WRITTEN PROBLEM: Exactly repeat the material, dropping only the pictures.

--- Start of RECORDS PROVIDED ---

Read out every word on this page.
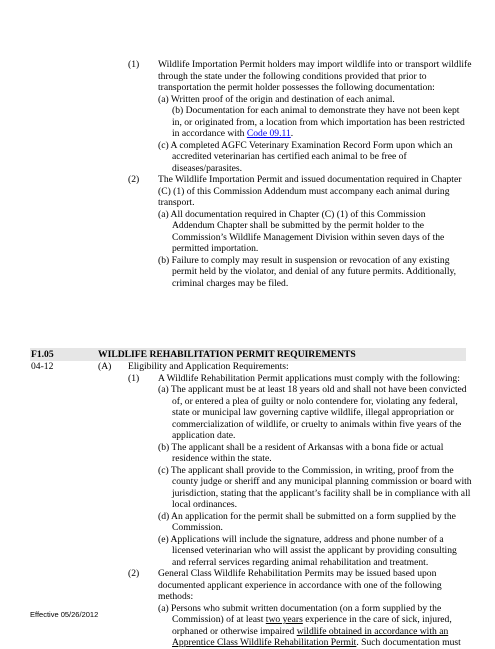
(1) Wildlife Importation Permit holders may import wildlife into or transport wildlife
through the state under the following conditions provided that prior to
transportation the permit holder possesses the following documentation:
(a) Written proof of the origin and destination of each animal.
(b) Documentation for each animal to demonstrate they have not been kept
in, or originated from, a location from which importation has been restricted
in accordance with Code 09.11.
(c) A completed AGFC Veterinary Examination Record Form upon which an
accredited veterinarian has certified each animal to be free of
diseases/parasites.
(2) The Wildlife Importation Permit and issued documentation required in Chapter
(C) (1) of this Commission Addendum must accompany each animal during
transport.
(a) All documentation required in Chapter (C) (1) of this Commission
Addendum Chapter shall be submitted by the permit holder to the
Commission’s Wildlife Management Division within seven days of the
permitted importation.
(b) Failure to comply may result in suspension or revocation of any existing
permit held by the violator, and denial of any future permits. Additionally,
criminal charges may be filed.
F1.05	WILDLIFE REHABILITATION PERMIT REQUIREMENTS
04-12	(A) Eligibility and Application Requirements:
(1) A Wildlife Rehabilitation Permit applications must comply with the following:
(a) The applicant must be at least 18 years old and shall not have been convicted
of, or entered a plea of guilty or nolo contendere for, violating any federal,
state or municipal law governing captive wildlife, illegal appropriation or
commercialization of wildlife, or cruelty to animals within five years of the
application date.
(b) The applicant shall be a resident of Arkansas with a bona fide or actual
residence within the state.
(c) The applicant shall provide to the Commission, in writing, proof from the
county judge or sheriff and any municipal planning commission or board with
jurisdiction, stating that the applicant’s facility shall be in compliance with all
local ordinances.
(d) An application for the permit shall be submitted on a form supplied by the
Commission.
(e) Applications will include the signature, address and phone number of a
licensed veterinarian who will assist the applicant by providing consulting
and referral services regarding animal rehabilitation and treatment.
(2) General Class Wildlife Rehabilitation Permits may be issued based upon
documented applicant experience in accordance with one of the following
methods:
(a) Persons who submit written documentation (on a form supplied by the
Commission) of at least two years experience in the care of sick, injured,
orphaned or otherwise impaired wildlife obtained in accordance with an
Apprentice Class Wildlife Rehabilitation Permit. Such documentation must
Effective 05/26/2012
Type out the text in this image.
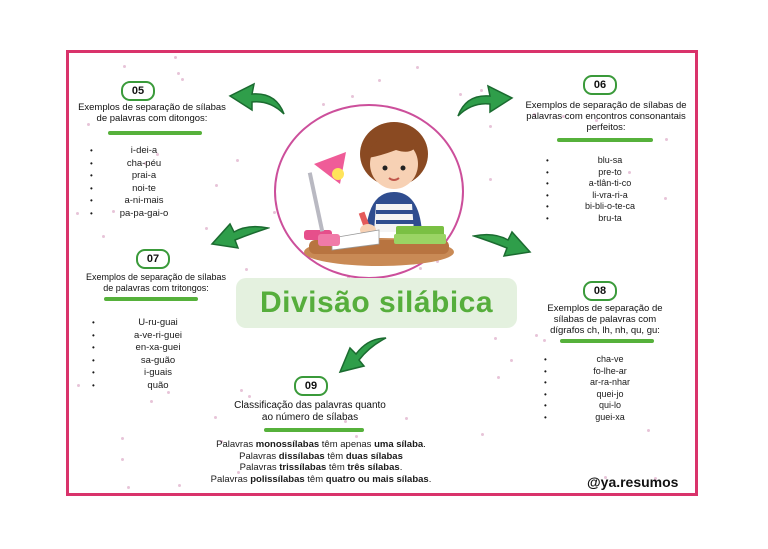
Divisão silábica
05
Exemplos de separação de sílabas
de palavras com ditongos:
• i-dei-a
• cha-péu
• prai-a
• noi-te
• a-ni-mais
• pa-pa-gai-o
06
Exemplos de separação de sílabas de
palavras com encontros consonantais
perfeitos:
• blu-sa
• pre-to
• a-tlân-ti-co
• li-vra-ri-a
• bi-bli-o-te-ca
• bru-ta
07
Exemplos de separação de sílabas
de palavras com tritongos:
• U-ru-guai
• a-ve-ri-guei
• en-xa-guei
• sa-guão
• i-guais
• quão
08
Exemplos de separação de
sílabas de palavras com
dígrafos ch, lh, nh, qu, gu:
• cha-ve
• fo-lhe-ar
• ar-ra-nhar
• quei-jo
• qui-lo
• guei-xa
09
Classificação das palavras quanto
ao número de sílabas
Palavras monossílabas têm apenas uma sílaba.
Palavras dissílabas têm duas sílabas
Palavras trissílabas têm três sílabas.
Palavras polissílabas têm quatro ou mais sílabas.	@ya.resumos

--- End of RECORDS PROVIDED ---

RESULT FOR THIS EXERCISE:
Read out every word on this page.
(1) Wildlife Importation Permit holders may import wildlife into or transport wildlife
through the state under the following conditions provided that prior to
transportation the permit holder possesses the following documentation:
(a) Written proof of the origin and destination of each animal.
(b) Documentation for each animal to demonstrate they have not been kept
in, or originated from, a location from which importation has been restricted
in accordance with Code 09.11.
(c) A completed AGFC Veterinary Examination Record Form upon which an
accredited veterinarian has certified each animal to be free of
diseases/parasites.
(2) The Wildlife Importation Permit and issued documentation required in Chapter
(C) (1) of this Commission Addendum must accompany each animal during
transport.
(a) All documentation required in Chapter (C) (1) of this Commission
Addendum Chapter shall be submitted by the permit holder to the
Commission’s Wildlife Management Division within seven days of the
permitted importation.
(b) Failure to comply may result in suspension or revocation of any existing
permit held by the violator, and denial of any future permits. Additionally,
criminal charges may be filed.
F1.05	WILDLIFE REHABILITATION PERMIT REQUIREMENTS
04-12	(A) Eligibility and Application Requirements:
(1) A Wildlife Rehabilitation Permit applications must comply with the following:
(a) The applicant must be at least 18 years old and shall not have been convicted
of, or entered a plea of guilty or nolo contendere for, violating any federal,
state or municipal law governing captive wildlife, illegal appropriation or
commercialization of wildlife, or cruelty to animals within five years of the
application date.
(b) The applicant shall be a resident of Arkansas with a bona fide or actual
residence within the state.
(c) The applicant shall provide to the Commission, in writing, proof from the
county judge or sheriff and any municipal planning commission or board with
jurisdiction, stating that the applicant’s facility shall be in compliance with all
local ordinances.
(d) An application for the permit shall be submitted on a form supplied by the
Commission.
(e) Applications will include the signature, address and phone number of a
licensed veterinarian who will assist the applicant by providing consulting
and referral services regarding animal rehabilitation and treatment.
(2) General Class Wildlife Rehabilitation Permits may be issued based upon
documented applicant experience in accordance with one of the following
methods:
(a) Persons who submit written documentation (on a form supplied by the
Commission) of at least two years experience in the care of sick, injured,
orphaned or otherwise impaired wildlife obtained in accordance with an
Apprentice Class Wildlife Rehabilitation Permit. Such documentation must
Effective 05/26/2012
Type out the text in this image.
Divisão silábica
05
Exemplos de separação de sílabas
de palavras com ditongos:
• i-dei-a
• cha-péu
• prai-a
• noi-te
• a-ni-mais
• pa-pa-gai-o
06
Exemplos de separação de sílabas de
palavras com encontros consonantais
perfeitos:
• blu-sa
• pre-to
• a-tlân-ti-co
• li-vra-ri-a
• bi-bli-o-te-ca
• bru-ta
07
Exemplos de separação de sílabas
de palavras com tritongos:
• U-ru-guai
• a-ve-ri-guei
• en-xa-guei
• sa-guão
• i-guais
• quão
08
Exemplos de separação de
sílabas de palavras com
dígrafos ch, lh, nh, qu, gu:
• cha-ve
• fo-lhe-ar
• ar-ra-nhar
• quei-jo
• qui-lo
• guei-xa
09
Classificação das palavras quanto
ao número de sílabas
Palavras monossílabas têm apenas uma sílaba.
Palavras dissílabas têm duas sílabas
Palavras trissílabas têm três sílabas.
Palavras polissílabas têm quatro ou mais sílabas.	@ya.resumos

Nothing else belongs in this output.